● **Raw data**
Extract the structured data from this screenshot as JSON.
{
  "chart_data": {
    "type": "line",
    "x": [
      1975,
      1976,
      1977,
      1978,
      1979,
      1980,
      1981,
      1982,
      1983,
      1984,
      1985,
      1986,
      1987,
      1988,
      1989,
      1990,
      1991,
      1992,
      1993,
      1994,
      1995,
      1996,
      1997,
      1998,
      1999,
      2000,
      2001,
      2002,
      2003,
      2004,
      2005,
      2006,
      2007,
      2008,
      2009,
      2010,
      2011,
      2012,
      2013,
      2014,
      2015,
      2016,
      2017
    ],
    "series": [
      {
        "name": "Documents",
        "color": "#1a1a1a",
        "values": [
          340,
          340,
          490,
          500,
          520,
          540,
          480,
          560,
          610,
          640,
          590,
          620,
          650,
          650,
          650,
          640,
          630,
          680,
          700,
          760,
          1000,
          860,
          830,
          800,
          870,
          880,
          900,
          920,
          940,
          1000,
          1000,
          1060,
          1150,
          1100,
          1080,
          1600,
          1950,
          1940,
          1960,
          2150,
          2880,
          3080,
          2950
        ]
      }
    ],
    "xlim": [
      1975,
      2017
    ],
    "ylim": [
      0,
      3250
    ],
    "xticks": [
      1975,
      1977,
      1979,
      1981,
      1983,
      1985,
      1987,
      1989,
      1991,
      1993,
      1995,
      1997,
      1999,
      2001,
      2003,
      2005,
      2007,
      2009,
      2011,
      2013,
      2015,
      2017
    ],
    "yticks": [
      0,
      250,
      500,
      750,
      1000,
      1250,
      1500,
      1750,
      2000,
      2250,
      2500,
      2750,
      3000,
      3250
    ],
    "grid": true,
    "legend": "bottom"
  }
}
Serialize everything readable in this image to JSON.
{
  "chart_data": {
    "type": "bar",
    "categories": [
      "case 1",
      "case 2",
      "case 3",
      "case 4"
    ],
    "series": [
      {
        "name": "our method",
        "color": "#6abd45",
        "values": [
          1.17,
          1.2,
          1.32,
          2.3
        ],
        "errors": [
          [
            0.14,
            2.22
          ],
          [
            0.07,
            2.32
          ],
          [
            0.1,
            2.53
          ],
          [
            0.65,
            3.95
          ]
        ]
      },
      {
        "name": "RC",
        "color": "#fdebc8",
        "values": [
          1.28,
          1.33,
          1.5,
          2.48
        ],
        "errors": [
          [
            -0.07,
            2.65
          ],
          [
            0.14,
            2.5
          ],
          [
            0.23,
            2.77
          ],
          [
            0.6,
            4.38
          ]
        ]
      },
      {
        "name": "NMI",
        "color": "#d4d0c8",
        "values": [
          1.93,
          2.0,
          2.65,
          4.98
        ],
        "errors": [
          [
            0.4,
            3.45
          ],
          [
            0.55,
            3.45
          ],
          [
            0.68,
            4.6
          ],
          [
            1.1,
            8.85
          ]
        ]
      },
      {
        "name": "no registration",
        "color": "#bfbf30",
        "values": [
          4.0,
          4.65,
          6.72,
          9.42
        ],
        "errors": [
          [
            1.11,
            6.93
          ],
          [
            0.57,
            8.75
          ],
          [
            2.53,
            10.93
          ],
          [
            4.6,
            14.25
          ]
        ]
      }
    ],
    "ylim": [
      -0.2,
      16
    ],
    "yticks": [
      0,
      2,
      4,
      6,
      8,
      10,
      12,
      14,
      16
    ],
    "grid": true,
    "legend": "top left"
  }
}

● **Short problem**
Reproduce every record above exactly as it appears.

● **Full solution**
Extract the structured data from this screenshot as JSON.
{
  "chart_data": {
    "type": "line",
    "x": [
      1975,
      1976,
      1977,
      1978,
      1979,
      1980,
      1981,
      1982,
      1983,
      1984,
      1985,
      1986,
      1987,
      1988,
      1989,
      1990,
      1991,
      1992,
      1993,
      1994,
      1995,
      1996,
      1997,
      1998,
      1999,
      2000,
      2001,
      2002,
      2003,
      2004,
      2005,
      2006,
      2007,
      2008,
      2009,
      2010,
      2011,
      2012,
      2013,
      2014,
      2015,
      2016,
      2017
    ],
    "series": [
      {
        "name": "Documents",
        "color": "#1a1a1a",
        "values": [
          340,
          340,
          490,
          500,
          520,
          540,
          480,
          560,
          610,
          640,
          590,
          620,
          650,
          650,
          650,
          640,
          630,
          680,
          700,
          760,
          1000,
          860,
          830,
          800,
          870,
          880,
          900,
          920,
          940,
          1000,
          1000,
          1060,
          1150,
          1100,
          1080,
          1600,
          1950,
          1940,
          1960,
          2150,
          2880,
          3080,
          2950
        ]
      }
    ],
    "xlim": [
      1975,
      2017
    ],
    "ylim": [
      0,
      3250
    ],
    "xticks": [
      1975,
      1977,
      1979,
      1981,
      1983,
      1985,
      1987,
      1989,
      1991,
      1993,
      1995,
      1997,
      1999,
      2001,
      2003,
      2005,
      2007,
      2009,
      2011,
      2013,
      2015,
      2017
    ],
    "yticks": [
      0,
      250,
      500,
      750,
      1000,
      1250,
      1500,
      1750,
      2000,
      2250,
      2500,
      2750,
      3000,
      3250
    ],
    "grid": true,
    "legend": "bottom"
  }
}
Serialize everything readable in this image to JSON.
{
  "chart_data": {
    "type": "bar",
    "categories": [
      "case 1",
      "case 2",
      "case 3",
      "case 4"
    ],
    "series": [
      {
        "name": "our method",
        "color": "#6abd45",
        "values": [
          1.17,
          1.2,
          1.32,
          2.3
        ],
        "errors": [
          [
            0.14,
            2.22
          ],
          [
            0.07,
            2.32
          ],
          [
            0.1,
            2.53
          ],
          [
            0.65,
            3.95
          ]
        ]
      },
      {
        "name": "RC",
        "color": "#fdebc8",
        "values": [
          1.28,
          1.33,
          1.5,
          2.48
        ],
        "errors": [
          [
            -0.07,
            2.65
          ],
          [
            0.14,
            2.5
          ],
          [
            0.23,
            2.77
          ],
          [
            0.6,
            4.38
          ]
        ]
      },
      {
        "name": "NMI",
        "color": "#d4d0c8",
        "values": [
          1.93,
          2.0,
          2.65,
          4.98
        ],
        "errors": [
          [
            0.4,
            3.45
          ],
          [
            0.55,
            3.45
          ],
          [
            0.68,
            4.6
          ],
          [
            1.1,
            8.85
          ]
        ]
      },
      {
        "name": "no registration",
        "color": "#bfbf30",
        "values": [
          4.0,
          4.65,
          6.72,
          9.42
        ],
        "errors": [
          [
            1.11,
            6.93
          ],
          [
            0.57,
            8.75
          ],
          [
            2.53,
            10.93
          ],
          [
            4.6,
            14.25
          ]
        ]
      }
    ],
    "ylim": [
      -0.2,
      16
    ],
    "yticks": [
      0,
      2,
      4,
      6,
      8,
      10,
      12,
      14,
      16
    ],
    "grid": true,
    "legend": "top left"
  }
}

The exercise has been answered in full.